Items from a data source

= Beginning of Section =

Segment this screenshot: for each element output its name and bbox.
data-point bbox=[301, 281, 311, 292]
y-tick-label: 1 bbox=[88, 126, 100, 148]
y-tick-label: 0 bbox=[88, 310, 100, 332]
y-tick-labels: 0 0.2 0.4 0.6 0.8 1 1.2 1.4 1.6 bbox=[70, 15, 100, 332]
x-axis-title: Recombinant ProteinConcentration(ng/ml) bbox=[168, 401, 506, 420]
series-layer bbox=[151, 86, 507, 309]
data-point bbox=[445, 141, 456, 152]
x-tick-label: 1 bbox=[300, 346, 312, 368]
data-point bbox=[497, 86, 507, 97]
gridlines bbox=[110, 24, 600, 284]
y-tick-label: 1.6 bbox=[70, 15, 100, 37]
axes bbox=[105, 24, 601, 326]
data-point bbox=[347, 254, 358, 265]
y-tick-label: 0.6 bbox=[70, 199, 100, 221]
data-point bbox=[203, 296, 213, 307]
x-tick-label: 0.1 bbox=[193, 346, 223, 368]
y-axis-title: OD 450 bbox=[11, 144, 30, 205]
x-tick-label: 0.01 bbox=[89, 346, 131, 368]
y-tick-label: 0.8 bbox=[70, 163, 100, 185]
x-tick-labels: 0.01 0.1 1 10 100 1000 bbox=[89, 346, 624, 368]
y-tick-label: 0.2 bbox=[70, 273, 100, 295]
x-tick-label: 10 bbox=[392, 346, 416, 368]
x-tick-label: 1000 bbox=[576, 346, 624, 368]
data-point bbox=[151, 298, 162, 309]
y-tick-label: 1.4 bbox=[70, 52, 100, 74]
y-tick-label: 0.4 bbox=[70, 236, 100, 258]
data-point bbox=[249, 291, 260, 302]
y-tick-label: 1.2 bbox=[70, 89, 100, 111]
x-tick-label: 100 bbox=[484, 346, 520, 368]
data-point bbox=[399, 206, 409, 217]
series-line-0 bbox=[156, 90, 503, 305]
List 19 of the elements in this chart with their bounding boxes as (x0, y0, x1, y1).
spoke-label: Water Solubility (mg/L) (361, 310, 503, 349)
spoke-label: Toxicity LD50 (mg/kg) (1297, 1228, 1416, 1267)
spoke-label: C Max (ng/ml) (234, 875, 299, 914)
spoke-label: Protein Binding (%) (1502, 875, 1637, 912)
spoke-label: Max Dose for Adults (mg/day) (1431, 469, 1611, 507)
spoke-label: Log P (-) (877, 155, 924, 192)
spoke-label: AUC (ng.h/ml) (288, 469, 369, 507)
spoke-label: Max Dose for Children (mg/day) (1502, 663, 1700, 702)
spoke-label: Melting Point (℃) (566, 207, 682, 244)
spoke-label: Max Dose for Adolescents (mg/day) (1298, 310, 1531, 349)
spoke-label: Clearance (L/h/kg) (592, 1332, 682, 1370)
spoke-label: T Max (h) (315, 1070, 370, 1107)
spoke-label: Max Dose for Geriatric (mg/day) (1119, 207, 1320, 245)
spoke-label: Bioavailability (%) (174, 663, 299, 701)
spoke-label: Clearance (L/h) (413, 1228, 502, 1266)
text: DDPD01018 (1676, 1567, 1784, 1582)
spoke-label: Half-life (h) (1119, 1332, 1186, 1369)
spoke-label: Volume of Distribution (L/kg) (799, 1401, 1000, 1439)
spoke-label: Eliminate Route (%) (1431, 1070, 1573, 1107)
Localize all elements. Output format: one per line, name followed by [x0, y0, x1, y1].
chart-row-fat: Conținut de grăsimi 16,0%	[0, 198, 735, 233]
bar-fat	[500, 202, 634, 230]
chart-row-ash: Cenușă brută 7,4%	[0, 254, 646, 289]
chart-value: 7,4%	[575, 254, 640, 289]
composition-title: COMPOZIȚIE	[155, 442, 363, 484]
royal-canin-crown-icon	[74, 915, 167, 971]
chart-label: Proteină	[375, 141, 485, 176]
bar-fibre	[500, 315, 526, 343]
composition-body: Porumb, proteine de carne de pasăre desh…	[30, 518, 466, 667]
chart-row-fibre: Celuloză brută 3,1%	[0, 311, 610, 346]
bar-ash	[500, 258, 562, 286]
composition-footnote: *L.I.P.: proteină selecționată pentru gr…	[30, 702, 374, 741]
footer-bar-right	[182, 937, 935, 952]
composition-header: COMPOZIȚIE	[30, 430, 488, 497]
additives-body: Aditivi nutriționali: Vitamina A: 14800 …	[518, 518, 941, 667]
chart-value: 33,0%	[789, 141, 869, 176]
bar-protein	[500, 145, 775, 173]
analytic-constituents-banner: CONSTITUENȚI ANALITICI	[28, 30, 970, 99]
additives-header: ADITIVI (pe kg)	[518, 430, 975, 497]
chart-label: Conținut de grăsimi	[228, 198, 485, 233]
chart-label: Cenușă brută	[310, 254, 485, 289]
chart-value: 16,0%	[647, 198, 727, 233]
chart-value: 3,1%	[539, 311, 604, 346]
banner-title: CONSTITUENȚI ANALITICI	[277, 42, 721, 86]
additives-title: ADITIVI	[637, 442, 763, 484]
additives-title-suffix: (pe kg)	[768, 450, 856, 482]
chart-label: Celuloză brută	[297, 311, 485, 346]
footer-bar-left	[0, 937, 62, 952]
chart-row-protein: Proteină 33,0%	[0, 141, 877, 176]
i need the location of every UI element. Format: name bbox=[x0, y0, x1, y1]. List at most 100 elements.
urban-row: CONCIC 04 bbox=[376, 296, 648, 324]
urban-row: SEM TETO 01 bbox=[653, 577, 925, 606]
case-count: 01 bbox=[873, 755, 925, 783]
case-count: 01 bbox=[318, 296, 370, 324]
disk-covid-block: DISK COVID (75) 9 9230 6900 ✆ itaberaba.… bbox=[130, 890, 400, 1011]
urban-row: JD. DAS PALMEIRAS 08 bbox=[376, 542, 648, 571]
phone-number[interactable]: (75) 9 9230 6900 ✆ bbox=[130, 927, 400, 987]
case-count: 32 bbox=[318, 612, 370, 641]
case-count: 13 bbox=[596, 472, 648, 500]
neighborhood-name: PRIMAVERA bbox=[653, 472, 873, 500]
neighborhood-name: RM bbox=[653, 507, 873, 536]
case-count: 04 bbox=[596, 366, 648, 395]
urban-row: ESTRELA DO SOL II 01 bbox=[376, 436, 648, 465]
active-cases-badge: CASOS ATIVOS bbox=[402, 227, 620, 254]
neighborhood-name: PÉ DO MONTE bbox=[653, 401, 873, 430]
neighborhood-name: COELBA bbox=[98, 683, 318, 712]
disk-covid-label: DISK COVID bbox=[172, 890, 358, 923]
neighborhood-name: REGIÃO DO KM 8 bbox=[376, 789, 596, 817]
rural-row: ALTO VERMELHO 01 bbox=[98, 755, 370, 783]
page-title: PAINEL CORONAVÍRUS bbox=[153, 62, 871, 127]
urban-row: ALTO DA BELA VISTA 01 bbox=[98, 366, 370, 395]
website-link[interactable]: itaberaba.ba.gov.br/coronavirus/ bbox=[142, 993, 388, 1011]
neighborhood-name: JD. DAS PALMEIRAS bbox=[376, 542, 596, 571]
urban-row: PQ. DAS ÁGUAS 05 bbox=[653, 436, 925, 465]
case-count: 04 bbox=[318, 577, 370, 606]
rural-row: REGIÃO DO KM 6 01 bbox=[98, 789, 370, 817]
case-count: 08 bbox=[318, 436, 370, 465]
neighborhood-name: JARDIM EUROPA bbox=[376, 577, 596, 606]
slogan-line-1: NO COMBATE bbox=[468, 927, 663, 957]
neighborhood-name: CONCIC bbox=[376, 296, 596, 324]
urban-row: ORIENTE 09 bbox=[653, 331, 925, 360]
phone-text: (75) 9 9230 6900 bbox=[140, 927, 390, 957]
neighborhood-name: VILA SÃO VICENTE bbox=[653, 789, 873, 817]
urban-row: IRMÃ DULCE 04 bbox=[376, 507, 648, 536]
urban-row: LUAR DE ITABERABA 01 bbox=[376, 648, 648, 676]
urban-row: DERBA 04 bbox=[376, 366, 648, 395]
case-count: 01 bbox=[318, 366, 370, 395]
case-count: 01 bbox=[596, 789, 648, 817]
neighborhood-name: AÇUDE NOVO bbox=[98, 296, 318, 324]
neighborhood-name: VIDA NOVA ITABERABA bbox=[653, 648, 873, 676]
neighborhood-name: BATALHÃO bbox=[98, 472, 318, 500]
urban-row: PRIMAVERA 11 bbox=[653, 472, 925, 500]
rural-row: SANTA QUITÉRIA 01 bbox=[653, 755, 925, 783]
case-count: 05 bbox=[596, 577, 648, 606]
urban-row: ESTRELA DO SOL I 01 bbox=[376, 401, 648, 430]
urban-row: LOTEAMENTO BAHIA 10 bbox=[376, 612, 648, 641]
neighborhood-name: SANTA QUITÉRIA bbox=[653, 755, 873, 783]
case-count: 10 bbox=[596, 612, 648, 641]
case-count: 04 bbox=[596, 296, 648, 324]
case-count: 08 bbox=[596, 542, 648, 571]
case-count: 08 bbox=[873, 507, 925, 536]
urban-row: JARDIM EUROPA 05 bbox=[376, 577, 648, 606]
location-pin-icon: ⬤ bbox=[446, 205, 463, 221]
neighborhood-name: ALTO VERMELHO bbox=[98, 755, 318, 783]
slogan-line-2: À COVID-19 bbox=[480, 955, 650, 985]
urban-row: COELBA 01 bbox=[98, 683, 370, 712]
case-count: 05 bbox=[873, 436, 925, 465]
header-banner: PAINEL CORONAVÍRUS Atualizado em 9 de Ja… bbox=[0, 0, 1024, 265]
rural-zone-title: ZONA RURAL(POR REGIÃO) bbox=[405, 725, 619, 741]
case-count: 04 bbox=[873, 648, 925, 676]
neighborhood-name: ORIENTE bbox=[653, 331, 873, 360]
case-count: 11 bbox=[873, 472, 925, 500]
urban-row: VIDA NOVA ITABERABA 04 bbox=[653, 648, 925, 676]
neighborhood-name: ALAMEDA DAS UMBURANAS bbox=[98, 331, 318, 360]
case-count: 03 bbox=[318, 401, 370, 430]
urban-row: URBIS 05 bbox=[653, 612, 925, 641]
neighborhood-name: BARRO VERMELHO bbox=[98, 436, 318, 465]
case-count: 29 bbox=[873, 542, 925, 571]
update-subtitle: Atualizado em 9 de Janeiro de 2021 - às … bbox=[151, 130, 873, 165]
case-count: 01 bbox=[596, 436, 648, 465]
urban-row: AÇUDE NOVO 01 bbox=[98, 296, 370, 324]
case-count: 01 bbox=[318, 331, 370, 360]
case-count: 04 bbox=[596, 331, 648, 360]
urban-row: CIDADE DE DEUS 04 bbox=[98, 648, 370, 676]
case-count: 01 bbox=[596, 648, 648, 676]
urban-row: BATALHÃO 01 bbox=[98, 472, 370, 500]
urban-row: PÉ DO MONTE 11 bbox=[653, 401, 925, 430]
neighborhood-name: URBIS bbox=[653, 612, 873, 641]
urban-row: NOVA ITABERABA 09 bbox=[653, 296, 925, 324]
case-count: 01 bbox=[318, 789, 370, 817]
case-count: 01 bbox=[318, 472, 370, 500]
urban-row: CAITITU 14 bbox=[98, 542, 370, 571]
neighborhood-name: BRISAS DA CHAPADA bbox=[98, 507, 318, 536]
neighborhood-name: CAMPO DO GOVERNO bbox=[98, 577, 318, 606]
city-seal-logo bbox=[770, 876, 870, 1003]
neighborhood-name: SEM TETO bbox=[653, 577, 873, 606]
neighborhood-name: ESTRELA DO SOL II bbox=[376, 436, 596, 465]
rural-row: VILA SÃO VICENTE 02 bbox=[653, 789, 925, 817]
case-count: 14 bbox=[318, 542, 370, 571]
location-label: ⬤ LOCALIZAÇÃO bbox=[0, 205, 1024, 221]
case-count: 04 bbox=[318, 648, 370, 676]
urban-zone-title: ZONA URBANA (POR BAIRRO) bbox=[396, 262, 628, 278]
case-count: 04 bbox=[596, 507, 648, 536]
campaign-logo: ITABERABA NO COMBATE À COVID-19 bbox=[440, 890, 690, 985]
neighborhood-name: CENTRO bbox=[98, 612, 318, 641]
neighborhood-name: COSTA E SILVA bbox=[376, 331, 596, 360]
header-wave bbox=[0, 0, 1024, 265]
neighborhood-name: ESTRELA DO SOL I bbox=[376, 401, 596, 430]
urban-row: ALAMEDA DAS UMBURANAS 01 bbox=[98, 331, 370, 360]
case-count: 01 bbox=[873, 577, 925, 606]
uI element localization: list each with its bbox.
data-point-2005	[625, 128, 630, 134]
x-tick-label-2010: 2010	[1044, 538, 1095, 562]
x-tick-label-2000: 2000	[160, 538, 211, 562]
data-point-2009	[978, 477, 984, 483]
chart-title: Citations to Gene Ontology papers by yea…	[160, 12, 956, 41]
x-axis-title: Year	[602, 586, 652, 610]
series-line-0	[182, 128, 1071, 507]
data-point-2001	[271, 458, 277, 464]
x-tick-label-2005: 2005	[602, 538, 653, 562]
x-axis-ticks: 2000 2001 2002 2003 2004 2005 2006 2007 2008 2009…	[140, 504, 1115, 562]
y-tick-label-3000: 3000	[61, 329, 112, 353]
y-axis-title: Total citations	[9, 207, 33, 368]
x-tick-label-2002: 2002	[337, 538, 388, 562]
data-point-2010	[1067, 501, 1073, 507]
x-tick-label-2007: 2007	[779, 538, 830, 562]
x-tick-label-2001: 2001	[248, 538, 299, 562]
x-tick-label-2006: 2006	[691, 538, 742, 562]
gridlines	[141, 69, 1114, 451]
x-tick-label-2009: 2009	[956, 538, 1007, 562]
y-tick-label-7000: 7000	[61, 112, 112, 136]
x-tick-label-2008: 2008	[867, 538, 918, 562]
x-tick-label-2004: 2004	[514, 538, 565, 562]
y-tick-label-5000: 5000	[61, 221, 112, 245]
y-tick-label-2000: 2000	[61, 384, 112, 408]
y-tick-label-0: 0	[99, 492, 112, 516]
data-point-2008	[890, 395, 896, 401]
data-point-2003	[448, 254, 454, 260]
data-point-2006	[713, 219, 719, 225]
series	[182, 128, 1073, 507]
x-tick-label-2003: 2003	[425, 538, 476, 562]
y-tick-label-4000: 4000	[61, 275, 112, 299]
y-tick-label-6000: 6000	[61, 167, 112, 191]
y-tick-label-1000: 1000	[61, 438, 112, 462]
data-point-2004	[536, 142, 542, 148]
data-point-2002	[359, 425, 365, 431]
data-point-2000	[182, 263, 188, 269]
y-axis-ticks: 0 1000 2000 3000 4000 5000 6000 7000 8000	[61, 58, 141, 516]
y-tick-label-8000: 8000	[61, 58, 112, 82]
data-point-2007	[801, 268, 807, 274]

= End of Section =

▶ YOUR GOAL
Return each line of the data where the word "header" appears.

▶ SOLUTION FOR THIS PROBLEM
composition-header: COMPOZIȚIE	[30, 430, 488, 497]
additives-header: ADITIVI (pe kg)	[518, 430, 975, 497]
header-banner: PAINEL CORONAVÍRUS Atualizado em 9 de Ja… bbox=[0, 0, 1024, 265]
header-wave bbox=[0, 0, 1024, 265]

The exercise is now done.